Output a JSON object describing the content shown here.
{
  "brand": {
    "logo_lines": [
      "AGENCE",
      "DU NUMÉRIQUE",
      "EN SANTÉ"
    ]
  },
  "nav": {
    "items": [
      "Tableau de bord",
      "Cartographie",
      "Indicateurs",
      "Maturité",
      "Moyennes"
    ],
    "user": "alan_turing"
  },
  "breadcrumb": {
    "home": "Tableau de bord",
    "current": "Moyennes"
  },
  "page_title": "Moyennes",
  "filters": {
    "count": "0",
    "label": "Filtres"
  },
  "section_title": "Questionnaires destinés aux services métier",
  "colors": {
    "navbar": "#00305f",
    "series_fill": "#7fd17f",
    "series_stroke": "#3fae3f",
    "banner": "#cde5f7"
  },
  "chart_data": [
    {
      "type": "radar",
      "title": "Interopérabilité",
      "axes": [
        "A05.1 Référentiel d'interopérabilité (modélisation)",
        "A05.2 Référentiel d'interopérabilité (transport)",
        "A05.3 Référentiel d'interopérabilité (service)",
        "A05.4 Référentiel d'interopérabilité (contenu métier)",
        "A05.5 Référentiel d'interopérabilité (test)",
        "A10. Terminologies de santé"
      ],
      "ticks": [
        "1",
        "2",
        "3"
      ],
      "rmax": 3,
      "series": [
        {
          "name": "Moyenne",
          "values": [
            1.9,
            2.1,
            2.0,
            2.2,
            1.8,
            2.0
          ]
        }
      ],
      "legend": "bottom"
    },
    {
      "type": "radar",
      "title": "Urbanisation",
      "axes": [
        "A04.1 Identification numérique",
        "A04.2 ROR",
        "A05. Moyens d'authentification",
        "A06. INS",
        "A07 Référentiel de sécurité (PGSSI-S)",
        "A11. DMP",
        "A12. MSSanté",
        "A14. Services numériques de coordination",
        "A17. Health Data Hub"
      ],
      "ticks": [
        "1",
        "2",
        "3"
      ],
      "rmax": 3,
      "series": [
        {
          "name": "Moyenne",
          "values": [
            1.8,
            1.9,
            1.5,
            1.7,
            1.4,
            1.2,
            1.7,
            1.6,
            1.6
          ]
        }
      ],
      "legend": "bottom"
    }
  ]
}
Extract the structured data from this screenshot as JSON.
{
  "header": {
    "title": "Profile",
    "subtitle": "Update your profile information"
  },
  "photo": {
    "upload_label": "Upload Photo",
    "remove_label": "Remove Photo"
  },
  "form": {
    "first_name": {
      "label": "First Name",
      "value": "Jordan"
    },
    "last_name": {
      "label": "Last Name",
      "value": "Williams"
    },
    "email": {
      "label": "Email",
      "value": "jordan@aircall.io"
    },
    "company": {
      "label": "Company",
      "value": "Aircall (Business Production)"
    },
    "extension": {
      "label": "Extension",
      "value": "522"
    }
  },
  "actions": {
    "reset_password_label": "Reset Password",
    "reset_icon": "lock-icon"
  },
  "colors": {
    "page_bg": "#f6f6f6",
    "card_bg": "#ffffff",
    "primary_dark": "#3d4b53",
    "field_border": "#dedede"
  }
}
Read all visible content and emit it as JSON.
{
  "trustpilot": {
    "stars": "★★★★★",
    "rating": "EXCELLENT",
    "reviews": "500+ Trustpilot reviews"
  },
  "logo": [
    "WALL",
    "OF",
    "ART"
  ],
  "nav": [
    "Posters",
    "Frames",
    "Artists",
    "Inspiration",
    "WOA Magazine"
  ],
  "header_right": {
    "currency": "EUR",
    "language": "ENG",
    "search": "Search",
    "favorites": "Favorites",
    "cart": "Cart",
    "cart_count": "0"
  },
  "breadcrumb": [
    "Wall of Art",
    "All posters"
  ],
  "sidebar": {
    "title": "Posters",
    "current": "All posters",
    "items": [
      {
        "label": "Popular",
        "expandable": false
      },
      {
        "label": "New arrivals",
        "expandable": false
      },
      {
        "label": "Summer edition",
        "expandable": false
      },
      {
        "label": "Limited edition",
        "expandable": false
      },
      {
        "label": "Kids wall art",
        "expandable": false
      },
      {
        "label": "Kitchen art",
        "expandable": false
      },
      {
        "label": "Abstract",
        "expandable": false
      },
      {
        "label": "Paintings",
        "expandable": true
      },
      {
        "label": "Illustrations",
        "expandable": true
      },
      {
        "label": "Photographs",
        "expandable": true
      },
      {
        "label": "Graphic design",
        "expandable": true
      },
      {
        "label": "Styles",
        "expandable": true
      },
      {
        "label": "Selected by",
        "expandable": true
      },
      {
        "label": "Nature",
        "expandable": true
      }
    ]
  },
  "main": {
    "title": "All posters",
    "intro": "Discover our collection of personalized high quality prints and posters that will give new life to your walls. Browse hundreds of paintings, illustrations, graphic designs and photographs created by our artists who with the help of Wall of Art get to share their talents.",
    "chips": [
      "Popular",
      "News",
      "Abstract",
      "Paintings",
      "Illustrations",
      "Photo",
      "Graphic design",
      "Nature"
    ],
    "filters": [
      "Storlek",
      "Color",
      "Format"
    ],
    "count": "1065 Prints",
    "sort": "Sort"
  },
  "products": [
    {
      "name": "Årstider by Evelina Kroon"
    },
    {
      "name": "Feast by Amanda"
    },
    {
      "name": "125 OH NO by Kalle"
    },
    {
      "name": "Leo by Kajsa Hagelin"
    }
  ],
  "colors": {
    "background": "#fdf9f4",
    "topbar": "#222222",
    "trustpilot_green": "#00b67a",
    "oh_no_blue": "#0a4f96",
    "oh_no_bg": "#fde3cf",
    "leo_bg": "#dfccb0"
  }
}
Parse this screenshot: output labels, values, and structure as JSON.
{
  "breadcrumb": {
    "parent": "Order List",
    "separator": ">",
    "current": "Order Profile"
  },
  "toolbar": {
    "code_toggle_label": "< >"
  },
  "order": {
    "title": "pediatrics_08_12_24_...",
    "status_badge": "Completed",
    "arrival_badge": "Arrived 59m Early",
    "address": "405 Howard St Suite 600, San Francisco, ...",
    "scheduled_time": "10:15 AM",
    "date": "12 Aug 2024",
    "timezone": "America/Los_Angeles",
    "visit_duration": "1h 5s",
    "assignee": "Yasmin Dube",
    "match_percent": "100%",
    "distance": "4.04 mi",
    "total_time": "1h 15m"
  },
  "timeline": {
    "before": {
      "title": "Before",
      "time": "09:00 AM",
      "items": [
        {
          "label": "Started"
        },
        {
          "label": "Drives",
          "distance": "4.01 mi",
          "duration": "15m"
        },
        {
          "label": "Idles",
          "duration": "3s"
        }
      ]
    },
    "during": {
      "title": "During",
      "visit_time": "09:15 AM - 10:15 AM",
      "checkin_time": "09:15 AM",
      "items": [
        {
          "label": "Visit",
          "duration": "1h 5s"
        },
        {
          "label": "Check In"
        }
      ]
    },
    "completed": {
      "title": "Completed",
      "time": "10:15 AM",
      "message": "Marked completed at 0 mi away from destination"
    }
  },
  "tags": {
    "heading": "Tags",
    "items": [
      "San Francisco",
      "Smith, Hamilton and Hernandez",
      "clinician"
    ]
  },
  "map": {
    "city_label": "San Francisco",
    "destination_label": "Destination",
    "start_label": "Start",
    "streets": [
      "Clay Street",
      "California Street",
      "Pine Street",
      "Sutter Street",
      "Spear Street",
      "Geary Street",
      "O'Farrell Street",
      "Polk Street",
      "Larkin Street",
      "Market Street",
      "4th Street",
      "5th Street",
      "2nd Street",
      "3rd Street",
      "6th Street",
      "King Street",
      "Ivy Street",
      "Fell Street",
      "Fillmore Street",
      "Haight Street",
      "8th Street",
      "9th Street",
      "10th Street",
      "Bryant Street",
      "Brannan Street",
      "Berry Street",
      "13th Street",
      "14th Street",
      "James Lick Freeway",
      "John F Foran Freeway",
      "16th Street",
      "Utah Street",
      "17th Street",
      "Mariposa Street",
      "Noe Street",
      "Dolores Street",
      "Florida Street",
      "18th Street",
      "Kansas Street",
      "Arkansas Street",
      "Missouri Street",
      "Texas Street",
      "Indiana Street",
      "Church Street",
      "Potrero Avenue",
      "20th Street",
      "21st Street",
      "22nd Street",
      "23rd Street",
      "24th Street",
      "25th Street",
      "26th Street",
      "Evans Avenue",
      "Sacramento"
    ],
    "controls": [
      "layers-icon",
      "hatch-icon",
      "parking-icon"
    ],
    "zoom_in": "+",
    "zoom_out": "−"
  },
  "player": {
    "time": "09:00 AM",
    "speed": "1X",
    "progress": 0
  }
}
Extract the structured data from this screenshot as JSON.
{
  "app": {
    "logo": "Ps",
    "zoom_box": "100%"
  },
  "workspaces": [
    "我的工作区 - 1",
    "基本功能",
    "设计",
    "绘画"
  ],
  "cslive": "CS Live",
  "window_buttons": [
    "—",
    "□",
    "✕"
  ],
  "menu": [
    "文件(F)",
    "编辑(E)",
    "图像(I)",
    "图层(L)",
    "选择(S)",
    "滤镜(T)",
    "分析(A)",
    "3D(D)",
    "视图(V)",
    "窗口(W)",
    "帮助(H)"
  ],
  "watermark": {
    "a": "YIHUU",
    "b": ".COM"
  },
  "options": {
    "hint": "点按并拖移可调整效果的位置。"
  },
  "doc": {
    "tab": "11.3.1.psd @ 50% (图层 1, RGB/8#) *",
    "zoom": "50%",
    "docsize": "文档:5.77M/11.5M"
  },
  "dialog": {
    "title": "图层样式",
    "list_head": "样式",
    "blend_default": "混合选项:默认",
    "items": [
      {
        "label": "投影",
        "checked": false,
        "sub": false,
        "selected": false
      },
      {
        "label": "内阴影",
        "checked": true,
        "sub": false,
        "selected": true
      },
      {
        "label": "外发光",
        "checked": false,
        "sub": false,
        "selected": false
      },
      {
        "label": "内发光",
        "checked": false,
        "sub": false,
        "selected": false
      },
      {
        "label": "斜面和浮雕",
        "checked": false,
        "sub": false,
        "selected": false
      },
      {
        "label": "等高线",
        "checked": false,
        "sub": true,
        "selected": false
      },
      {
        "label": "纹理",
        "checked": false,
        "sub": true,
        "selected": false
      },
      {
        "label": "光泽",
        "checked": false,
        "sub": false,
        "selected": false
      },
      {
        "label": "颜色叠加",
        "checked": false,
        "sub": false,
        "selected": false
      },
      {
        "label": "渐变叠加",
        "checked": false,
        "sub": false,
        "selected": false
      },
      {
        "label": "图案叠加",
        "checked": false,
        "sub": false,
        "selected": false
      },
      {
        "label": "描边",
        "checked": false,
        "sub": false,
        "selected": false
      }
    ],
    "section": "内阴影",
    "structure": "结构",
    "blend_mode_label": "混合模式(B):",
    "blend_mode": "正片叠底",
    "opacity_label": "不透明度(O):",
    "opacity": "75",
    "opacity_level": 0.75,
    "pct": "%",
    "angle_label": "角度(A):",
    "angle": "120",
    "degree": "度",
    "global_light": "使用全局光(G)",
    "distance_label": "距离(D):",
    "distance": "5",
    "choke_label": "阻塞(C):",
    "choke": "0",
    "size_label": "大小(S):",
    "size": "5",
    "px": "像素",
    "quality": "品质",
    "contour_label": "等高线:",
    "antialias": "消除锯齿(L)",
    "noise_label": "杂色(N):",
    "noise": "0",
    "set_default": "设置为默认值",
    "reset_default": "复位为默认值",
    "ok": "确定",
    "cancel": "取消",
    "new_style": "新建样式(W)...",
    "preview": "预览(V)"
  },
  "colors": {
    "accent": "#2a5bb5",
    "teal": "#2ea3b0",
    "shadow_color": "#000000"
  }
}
────
» Exercise
Pick each line holding the word "current" out of the data and copy it.

» Answer
    "current": "Moyennes"
    "current": "All posters",
    "current": "Order Profile"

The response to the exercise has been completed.